(Stored records)
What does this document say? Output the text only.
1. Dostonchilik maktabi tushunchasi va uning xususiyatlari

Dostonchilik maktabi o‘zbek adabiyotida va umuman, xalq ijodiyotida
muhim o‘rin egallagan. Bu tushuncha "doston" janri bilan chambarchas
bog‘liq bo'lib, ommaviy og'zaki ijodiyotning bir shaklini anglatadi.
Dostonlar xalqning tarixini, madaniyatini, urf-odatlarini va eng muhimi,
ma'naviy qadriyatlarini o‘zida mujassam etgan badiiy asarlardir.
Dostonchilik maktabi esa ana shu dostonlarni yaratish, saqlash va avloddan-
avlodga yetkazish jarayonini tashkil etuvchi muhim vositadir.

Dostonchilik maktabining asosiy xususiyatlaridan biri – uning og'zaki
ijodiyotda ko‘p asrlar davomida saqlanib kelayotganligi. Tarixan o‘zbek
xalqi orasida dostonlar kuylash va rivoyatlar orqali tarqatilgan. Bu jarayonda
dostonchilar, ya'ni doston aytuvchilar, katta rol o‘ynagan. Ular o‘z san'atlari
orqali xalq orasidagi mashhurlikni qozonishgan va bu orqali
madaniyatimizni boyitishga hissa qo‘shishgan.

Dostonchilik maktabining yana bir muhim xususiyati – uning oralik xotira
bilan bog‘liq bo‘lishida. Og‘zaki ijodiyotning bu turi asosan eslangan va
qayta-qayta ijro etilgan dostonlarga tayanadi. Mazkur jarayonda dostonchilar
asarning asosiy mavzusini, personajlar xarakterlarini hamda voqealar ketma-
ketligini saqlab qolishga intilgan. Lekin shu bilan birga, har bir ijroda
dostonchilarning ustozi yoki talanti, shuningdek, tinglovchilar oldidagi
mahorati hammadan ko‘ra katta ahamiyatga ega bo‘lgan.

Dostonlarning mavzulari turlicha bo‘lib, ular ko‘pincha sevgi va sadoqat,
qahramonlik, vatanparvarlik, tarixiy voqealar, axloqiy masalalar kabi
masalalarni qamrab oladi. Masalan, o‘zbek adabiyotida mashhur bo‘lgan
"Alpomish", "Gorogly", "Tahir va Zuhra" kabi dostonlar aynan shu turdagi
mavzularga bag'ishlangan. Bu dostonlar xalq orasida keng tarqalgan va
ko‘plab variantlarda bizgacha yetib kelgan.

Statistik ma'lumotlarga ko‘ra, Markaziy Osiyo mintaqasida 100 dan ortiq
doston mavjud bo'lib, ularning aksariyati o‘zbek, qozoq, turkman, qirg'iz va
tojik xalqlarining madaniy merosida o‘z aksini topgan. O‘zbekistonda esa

# Given exercise:
Write down every line of the data exactly as it appears above.

# Exercise output:
What does this document say? Output the text only.
1. Dostonchilik maktabi tushunchasi va uning xususiyatlari

Dostonchilik maktabi o‘zbek adabiyotida va umuman, xalq ijodiyotida
muhim o‘rin egallagan. Bu tushuncha "doston" janri bilan chambarchas
bog‘liq bo'lib, ommaviy og'zaki ijodiyotning bir shaklini anglatadi.
Dostonlar xalqning tarixini, madaniyatini, urf-odatlarini va eng muhimi,
ma'naviy qadriyatlarini o‘zida mujassam etgan badiiy asarlardir.
Dostonchilik maktabi esa ana shu dostonlarni yaratish, saqlash va avloddan-
avlodga yetkazish jarayonini tashkil etuvchi muhim vositadir.

Dostonchilik maktabining asosiy xususiyatlaridan biri – uning og'zaki
ijodiyotda ko‘p asrlar davomida saqlanib kelayotganligi. Tarixan o‘zbek
xalqi orasida dostonlar kuylash va rivoyatlar orqali tarqatilgan. Bu jarayonda
dostonchilar, ya'ni doston aytuvchilar, katta rol o‘ynagan. Ular o‘z san'atlari
orqali xalq orasidagi mashhurlikni qozonishgan va bu orqali
madaniyatimizni boyitishga hissa qo‘shishgan.

Dostonchilik maktabining yana bir muhim xususiyati – uning oralik xotira
bilan bog‘liq bo‘lishida. Og‘zaki ijodiyotning bu turi asosan eslangan va
qayta-qayta ijro etilgan dostonlarga tayanadi. Mazkur jarayonda dostonchilar
asarning asosiy mavzusini, personajlar xarakterlarini hamda voqealar ketma-
ketligini saqlab qolishga intilgan. Lekin shu bilan birga, har bir ijroda
dostonchilarning ustozi yoki talanti, shuningdek, tinglovchilar oldidagi
mahorati hammadan ko‘ra katta ahamiyatga ega bo‘lgan.

Dostonlarning mavzulari turlicha bo‘lib, ular ko‘pincha sevgi va sadoqat,
qahramonlik, vatanparvarlik, tarixiy voqealar, axloqiy masalalar kabi
masalalarni qamrab oladi. Masalan, o‘zbek adabiyotida mashhur bo‘lgan
"Alpomish", "Gorogly", "Tahir va Zuhra" kabi dostonlar aynan shu turdagi
mavzularga bag'ishlangan. Bu dostonlar xalq orasida keng tarqalgan va
ko‘plab variantlarda bizgacha yetib kelgan.

Statistik ma'lumotlarga ko‘ra, Markaziy Osiyo mintaqasida 100 dan ortiq
doston mavjud bo'lib, ularning aksariyati o‘zbek, qozoq, turkman, qirg'iz va
tojik xalqlarining madaniy merosida o‘z aksini topgan. O‘zbekistonda esa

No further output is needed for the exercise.